┌────────

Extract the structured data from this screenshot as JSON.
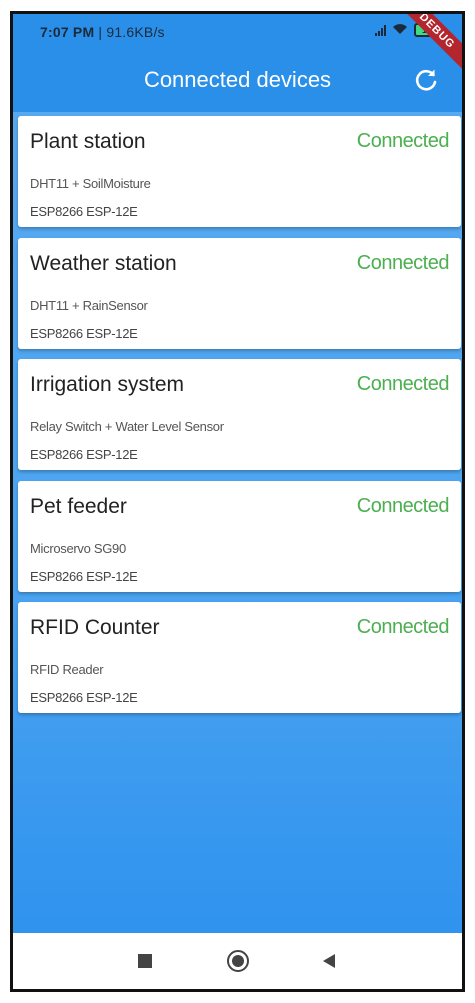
{
  "status_bar": {
    "time": "7:07 PM",
    "speed": " | 91.6KB/s",
    "battery": "15"
  },
  "debug_banner": "DEBUG",
  "app_bar": {
    "title": "Connected devices",
    "refresh_icon": "refresh-icon"
  },
  "colors": {
    "primary": "#2a8fe8",
    "connected": "#4caf50",
    "debug": "#b3262d"
  },
  "devices": [
    {
      "name": "Plant station",
      "status": "Connected",
      "sensor": "DHT11 + SoilMoisture",
      "board": "ESP8266 ESP-12E"
    },
    {
      "name": "Weather station",
      "status": "Connected",
      "sensor": "DHT11 + RainSensor",
      "board": "ESP8266 ESP-12E"
    },
    {
      "name": "Irrigation system",
      "status": "Connected",
      "sensor": "Relay Switch + Water Level Sensor",
      "board": "ESP8266 ESP-12E"
    },
    {
      "name": "Pet feeder",
      "status": "Connected",
      "sensor": "Microservo SG90",
      "board": "ESP8266 ESP-12E"
    },
    {
      "name": "RFID Counter",
      "status": "Connected",
      "sensor": "RFID Reader",
      "board": "ESP8266 ESP-12E"
    }
  ],
  "nav_bar": {
    "recents_icon": "square-icon",
    "home_icon": "circle-icon",
    "back_icon": "triangle-back-icon"
  }
}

└────────

Copy every line of the records above that contains "station".

      "name": "Plant station",
      "name": "Weather station",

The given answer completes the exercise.